[start Data for the task]

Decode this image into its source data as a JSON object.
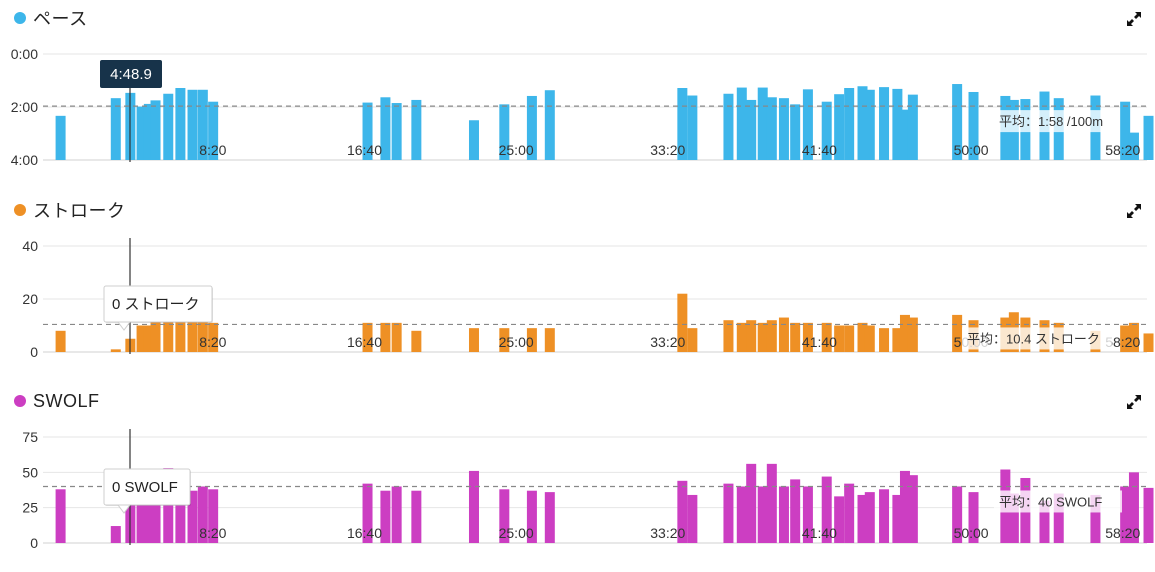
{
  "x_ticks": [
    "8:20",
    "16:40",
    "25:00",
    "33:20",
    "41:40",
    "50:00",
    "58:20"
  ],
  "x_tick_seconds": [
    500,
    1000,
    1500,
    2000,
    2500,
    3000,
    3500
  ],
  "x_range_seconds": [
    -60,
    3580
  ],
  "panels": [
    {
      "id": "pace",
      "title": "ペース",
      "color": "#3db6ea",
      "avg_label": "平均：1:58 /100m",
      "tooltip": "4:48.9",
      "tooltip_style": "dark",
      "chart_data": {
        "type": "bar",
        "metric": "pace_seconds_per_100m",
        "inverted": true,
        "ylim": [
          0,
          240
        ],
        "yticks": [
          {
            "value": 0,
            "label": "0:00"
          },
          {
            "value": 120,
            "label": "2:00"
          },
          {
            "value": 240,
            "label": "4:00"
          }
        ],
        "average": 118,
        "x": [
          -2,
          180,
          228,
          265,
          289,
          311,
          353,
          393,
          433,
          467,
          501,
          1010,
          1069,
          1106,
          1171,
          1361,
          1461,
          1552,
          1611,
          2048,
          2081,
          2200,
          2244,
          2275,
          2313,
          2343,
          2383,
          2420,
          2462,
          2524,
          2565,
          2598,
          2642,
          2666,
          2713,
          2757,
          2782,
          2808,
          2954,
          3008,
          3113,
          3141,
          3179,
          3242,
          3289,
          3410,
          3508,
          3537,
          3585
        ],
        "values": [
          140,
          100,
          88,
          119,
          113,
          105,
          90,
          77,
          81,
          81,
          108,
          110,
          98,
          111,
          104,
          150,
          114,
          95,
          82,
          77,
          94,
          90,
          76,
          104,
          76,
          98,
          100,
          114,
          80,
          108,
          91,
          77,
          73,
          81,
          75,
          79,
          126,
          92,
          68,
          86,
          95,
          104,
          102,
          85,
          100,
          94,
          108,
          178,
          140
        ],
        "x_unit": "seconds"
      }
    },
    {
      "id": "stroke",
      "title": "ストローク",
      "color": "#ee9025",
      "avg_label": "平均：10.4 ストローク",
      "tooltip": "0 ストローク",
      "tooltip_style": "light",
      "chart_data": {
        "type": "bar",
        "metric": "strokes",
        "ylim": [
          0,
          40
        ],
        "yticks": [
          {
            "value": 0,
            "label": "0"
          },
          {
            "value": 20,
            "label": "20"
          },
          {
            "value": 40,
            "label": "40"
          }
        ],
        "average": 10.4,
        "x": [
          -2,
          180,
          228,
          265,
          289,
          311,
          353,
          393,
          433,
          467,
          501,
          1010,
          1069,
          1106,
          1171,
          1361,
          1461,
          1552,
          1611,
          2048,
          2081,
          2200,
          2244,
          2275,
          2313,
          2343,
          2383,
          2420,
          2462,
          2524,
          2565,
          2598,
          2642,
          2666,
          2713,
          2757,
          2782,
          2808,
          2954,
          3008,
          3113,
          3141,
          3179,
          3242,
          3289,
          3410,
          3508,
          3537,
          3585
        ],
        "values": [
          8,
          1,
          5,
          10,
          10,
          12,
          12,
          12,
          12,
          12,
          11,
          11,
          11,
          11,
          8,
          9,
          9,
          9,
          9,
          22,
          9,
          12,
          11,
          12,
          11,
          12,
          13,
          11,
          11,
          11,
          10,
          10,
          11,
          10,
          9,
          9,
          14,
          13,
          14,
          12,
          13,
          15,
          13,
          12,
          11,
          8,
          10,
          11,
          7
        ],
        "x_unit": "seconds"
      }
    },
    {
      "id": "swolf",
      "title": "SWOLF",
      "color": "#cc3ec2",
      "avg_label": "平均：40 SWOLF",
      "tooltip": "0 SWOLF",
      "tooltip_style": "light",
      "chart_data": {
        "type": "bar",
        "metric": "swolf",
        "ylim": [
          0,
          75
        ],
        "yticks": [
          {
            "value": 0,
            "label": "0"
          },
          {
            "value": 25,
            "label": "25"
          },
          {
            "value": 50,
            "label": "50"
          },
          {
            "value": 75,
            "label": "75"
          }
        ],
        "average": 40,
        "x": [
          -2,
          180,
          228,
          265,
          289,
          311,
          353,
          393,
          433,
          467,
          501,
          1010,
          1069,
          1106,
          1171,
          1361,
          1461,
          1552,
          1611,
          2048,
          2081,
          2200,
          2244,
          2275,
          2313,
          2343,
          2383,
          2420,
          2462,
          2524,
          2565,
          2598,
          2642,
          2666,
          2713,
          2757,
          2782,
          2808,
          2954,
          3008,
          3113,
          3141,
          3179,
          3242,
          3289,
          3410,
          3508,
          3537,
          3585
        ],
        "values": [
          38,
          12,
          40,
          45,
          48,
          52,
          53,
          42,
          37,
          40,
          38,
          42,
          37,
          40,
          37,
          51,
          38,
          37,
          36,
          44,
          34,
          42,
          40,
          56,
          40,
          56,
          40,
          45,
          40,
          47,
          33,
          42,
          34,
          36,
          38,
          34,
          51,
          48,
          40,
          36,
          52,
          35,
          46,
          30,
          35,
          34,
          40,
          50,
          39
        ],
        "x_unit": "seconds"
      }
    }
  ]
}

[end Data for the task]
[start Data for the task]

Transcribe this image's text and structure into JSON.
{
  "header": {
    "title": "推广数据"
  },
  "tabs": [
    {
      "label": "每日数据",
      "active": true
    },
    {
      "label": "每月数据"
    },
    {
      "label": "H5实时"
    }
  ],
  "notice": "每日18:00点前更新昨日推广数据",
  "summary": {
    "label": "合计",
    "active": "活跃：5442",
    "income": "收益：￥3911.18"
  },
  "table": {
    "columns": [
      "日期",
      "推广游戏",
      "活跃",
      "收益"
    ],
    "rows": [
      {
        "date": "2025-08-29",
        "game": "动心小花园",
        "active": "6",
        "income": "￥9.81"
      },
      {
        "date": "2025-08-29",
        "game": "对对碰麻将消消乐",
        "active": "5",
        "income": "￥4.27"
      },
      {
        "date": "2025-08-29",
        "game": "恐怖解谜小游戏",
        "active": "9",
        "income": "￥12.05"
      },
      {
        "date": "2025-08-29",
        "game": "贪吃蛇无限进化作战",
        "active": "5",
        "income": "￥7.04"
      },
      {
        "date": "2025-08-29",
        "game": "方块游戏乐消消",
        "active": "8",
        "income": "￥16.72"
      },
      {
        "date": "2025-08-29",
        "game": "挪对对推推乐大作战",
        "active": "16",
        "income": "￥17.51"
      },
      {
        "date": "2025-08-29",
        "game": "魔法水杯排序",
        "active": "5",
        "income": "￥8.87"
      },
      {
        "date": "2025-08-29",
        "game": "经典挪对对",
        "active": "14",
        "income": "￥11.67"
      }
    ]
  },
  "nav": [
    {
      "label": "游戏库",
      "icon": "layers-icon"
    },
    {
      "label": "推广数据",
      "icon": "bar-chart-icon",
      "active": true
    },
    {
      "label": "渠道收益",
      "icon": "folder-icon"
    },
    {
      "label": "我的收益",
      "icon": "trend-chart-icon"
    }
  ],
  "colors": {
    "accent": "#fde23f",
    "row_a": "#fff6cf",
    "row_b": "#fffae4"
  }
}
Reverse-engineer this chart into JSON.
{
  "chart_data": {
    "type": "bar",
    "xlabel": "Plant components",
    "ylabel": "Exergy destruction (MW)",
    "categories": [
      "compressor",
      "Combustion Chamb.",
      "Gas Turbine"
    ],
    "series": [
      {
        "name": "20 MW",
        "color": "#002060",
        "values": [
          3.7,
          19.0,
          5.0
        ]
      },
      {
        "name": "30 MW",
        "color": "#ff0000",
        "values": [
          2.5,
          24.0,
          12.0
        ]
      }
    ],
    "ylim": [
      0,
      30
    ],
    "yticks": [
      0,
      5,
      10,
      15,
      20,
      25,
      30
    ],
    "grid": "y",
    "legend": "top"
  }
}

[end Data for the task]

## Problem to solve
Only lines with the string "game" belong in your answer; copy each one.

## Exercise answer
        "game": "动心小花园",
        "game": "对对碰麻将消消乐",
        "game": "恐怖解谜小游戏",
        "game": "贪吃蛇无限进化作战",
        "game": "方块游戏乐消消",
        "game": "挪对对推推乐大作战",
        "game": "魔法水杯排序",
        "game": "经典挪对对",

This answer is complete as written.